= Exercise objective =
Check the listing below for lines that hold "name". How many are there? Please give only the number.

= Task material =
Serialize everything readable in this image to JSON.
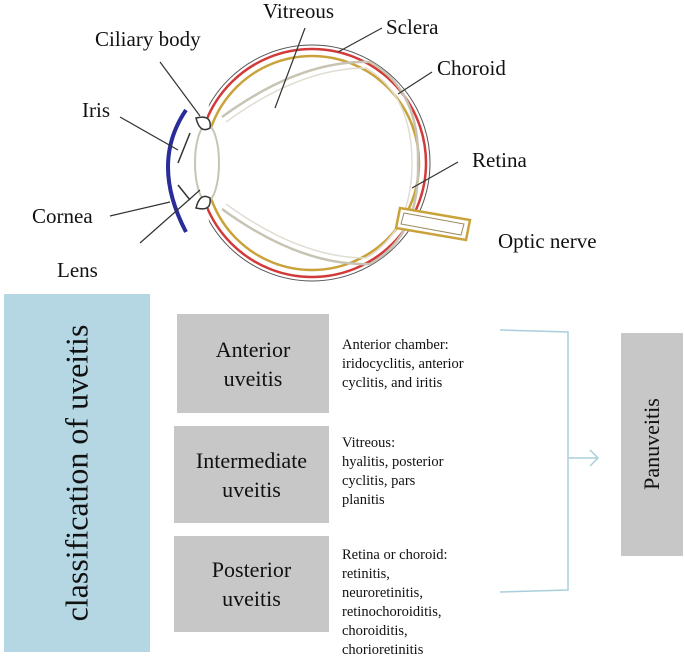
{
  "eye_labels": {
    "vitreous": "Vitreous",
    "sclera": "Sclera",
    "ciliary_body": "Ciliary body",
    "choroid": "Choroid",
    "iris": "Iris",
    "retina": "Retina",
    "cornea": "Cornea",
    "optic_nerve": "Optic nerve",
    "lens": "Lens"
  },
  "classification": {
    "title": "classification of uveitis",
    "types": [
      {
        "name": "Anterior\nuveitis",
        "description": "Anterior chamber:\niridocyclitis, anterior\ncyclitis, and iritis"
      },
      {
        "name": "Intermediate\nuveitis",
        "description": "Vitreous:\nhyalitis, posterior\ncyclitis, pars\nplanitis"
      },
      {
        "name": "Posterior\nuveitis",
        "description": "Retina or choroid:\nretinitis,\nneuroretinitis,\nretinochoroiditis,\nchoroiditis,\nchorioretinitis"
      }
    ],
    "panuveitis": "Panuveitis"
  },
  "colors": {
    "classification_box": "#b5d7e4",
    "type_box": "#c7c7c7",
    "bracket": "#a9cfdc",
    "sclera_line": "#d23a3a",
    "choroid_line": "#c9a23a",
    "cornea": "#2a2c9a",
    "lens": "#c8c4b4"
  }
}
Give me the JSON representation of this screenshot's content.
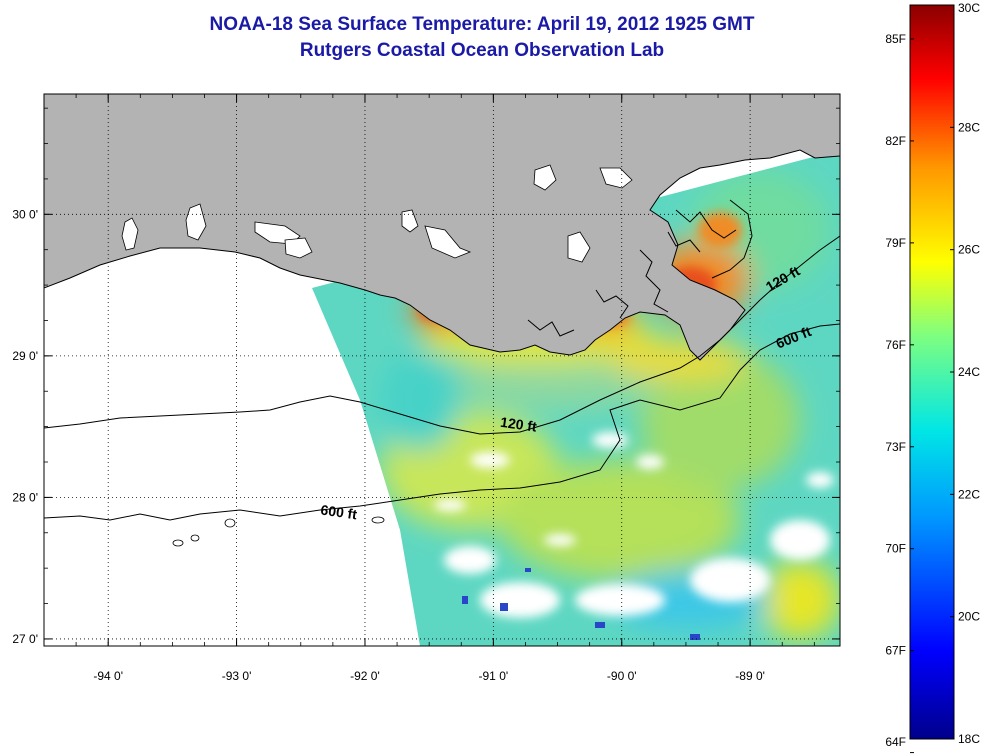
{
  "title": {
    "line1": "NOAA-18 Sea Surface Temperature:  April 19, 2012 1925 GMT",
    "line2": "Rutgers Coastal Ocean Observation Lab"
  },
  "map": {
    "lon_range": [
      -94.5,
      -88.3
    ],
    "lat_range": [
      26.95,
      30.85
    ],
    "lon_ticks": [
      {
        "value": -94,
        "label": "-94 0'"
      },
      {
        "value": -93,
        "label": "-93 0'"
      },
      {
        "value": -92,
        "label": "-92 0'"
      },
      {
        "value": -91,
        "label": "-91 0'"
      },
      {
        "value": -90,
        "label": "-90 0'"
      },
      {
        "value": -89,
        "label": "-89 0'"
      }
    ],
    "lat_ticks": [
      {
        "value": 30,
        "label": "30 0'"
      },
      {
        "value": 29,
        "label": "29 0'"
      },
      {
        "value": 28,
        "label": "28 0'"
      },
      {
        "value": 27,
        "label": "27 0'"
      }
    ],
    "contour_labels": [
      {
        "text": "120 ft",
        "lon": -90.95,
        "lat": 28.5
      },
      {
        "text": "600 ft",
        "lon": -92.35,
        "lat": 27.88
      },
      {
        "text": "120 ft",
        "lon": -88.85,
        "lat": 29.45
      },
      {
        "text": "600 ft",
        "lon": -88.78,
        "lat": 29.05
      }
    ],
    "colors": {
      "land": "#b3b3b3",
      "ocean_base": "#33cccc",
      "no_data": "#ffffff",
      "contour": "#000000"
    }
  },
  "colorbar": {
    "celsius_range": [
      18,
      30
    ],
    "fahrenheit_labels": [
      "85F",
      "82F",
      "79F",
      "76F",
      "73F",
      "70F",
      "67F",
      "64F"
    ],
    "celsius_labels": [
      "30C",
      "28C",
      "26C",
      "24C",
      "22C",
      "20C",
      "18C"
    ]
  }
}
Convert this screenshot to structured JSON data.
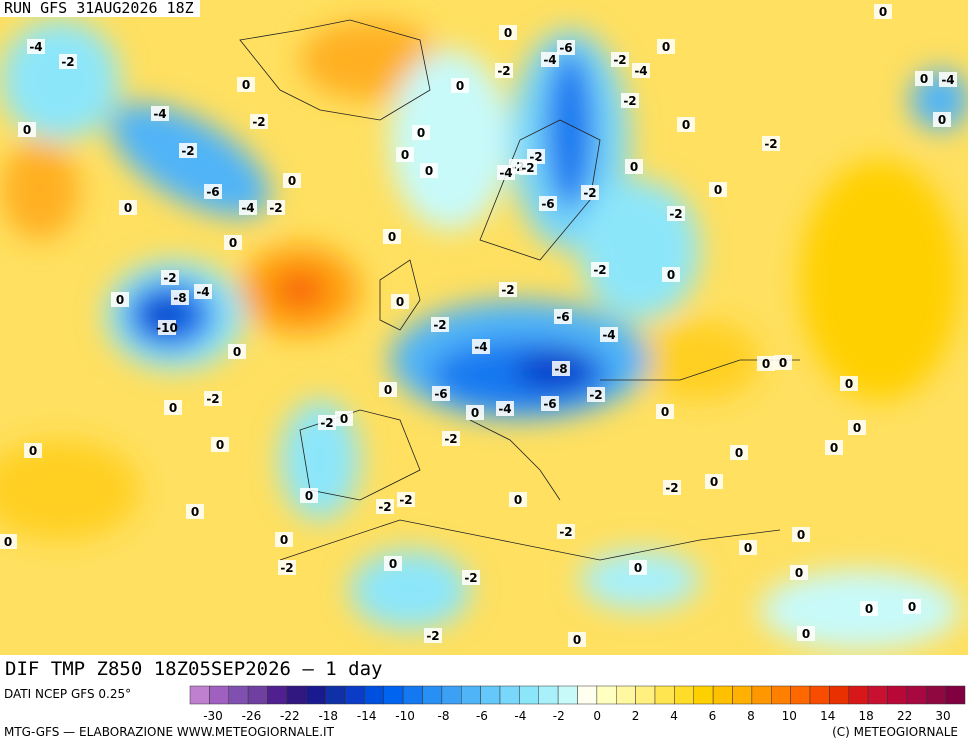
{
  "header": {
    "title": "RUN GFS 31AUG2026 18Z"
  },
  "map": {
    "contour_labels": [
      -4,
      -2,
      0,
      -4,
      -2,
      -6,
      -4,
      -2,
      0,
      0,
      0,
      -2,
      -8,
      -4,
      -10,
      0,
      0,
      0,
      -2,
      0,
      0,
      -2,
      0,
      0,
      0,
      0,
      0,
      0,
      -2,
      -6,
      -4,
      -2,
      -4,
      0,
      -2,
      0,
      -2,
      -2,
      -4,
      -2,
      0,
      -6,
      -2,
      -2,
      0,
      -2,
      0,
      -4,
      0,
      0,
      0,
      -2,
      0,
      -2,
      0,
      -2,
      -6,
      -4,
      -4,
      -8,
      -6,
      -4,
      -6,
      -2,
      0,
      0,
      -2,
      -2,
      0,
      0,
      0,
      0,
      0,
      0,
      0,
      0,
      0,
      -2,
      0,
      -2,
      -2,
      0,
      0,
      0,
      -2,
      0,
      0,
      -2,
      0,
      -2,
      0,
      0,
      0,
      -2,
      0,
      0,
      0,
      0,
      0
    ]
  },
  "footer": {
    "subtitle": "DIF TMP Z850 18Z05SEP2026 — 1 day",
    "source": "DATI NCEP GFS 0.25°",
    "credit": "MTG-GFS — ELABORAZIONE WWW.METEOGIORNALE.IT",
    "copyright": "(C) METEOGIORNALE"
  },
  "colorbar": {
    "labels": [
      -30,
      -26,
      -22,
      -18,
      -14,
      -10,
      -8,
      -6,
      -4,
      -2,
      0,
      2,
      4,
      6,
      8,
      10,
      14,
      18,
      22,
      30
    ],
    "colors": [
      "#c080d0",
      "#a060c0",
      "#8050b0",
      "#7040a0",
      "#502090",
      "#301880",
      "#1a1a90",
      "#1030a8",
      "#0a3cc8",
      "#0050e0",
      "#0064f0",
      "#1478f0",
      "#2890f5",
      "#3ca0f5",
      "#50b4f8",
      "#64c8fa",
      "#78d7fa",
      "#8ce6fa",
      "#a8f0fa",
      "#c8fafa",
      "#fffff0",
      "#ffffc0",
      "#fff8a0",
      "#fff080",
      "#ffe650",
      "#ffdc28",
      "#ffd000",
      "#ffc000",
      "#ffb000",
      "#ff9800",
      "#ff8000",
      "#ff6800",
      "#f84c00",
      "#e83000",
      "#d81818",
      "#c81030",
      "#b80838",
      "#a80840",
      "#900840",
      "#800040"
    ]
  }
}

= Written reply =
3